*原文节选*
..............................

题目
Follow up for "Unique Paths":
Now consider if some obstacles are added to the grids. How many unique paths would there be?
An obstacle and empty space is marked as 1 and 0 respectively in the grid.
For example,
There is one obstacle in the middle of a 3x3 grid as illustrated below.
[
[0,0,0],
[0,1,0],
[0,0,0]
]
The total number of unique paths is 2.
Note: m and n will be at most 100.
解题思路
-
当(i, j)有障碍时dp[i][j] = 0
-
dp[0][j]和dp[i][0]未必为1.

..............................

*给定材料*
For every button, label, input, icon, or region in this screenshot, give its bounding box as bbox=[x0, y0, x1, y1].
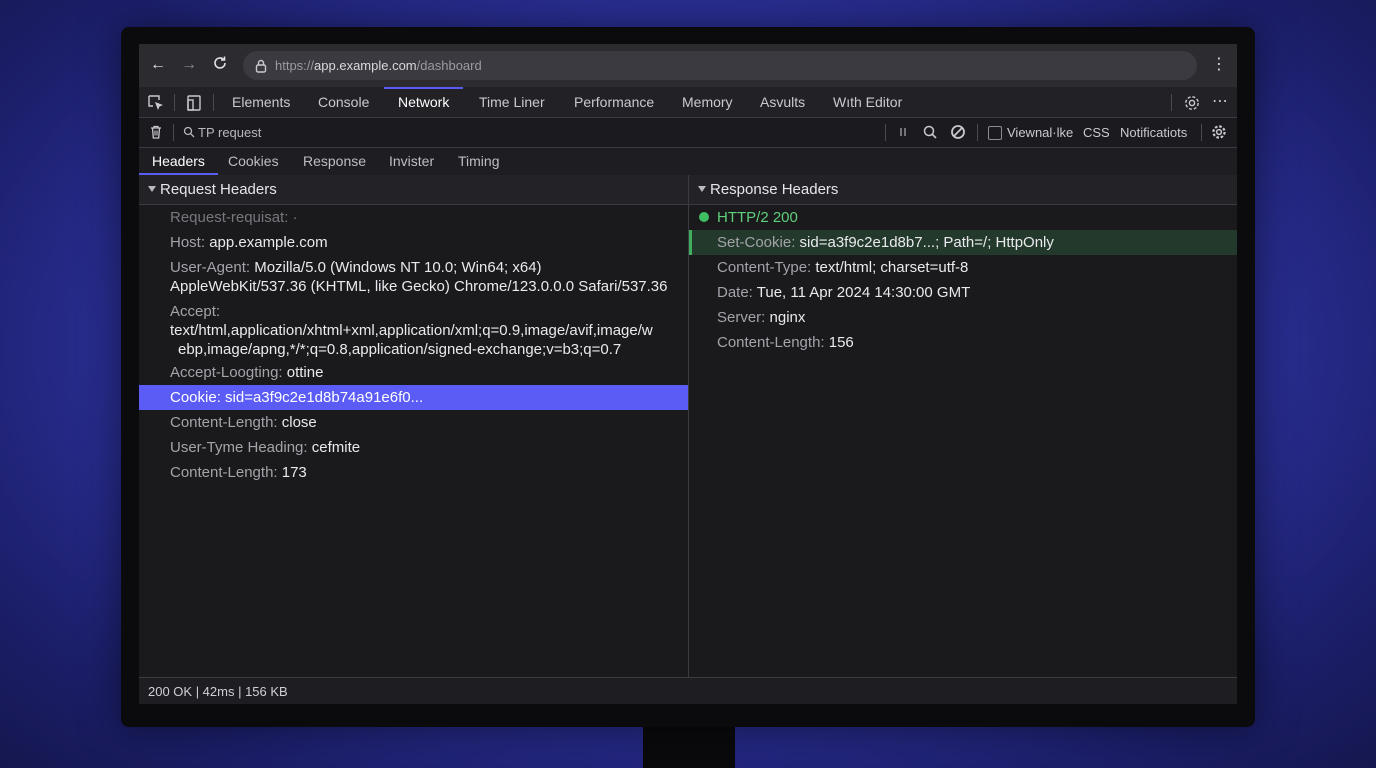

..............................

*任务要求*
能把这段关于带障碍网格路径题的节选中，从“An obstacle and”起、一直到“as illustrated below.”为止（包括这几个字）的文字原样照录下来吗？ 上面这些行是另外提供的材料，与节选彼此独立。

*参考答案*
An obstacle and empty space is marked as 1 and 0 respectively in the grid.
For example,
There is one obstacle in the middle of a 3x3 grid as illustrated below.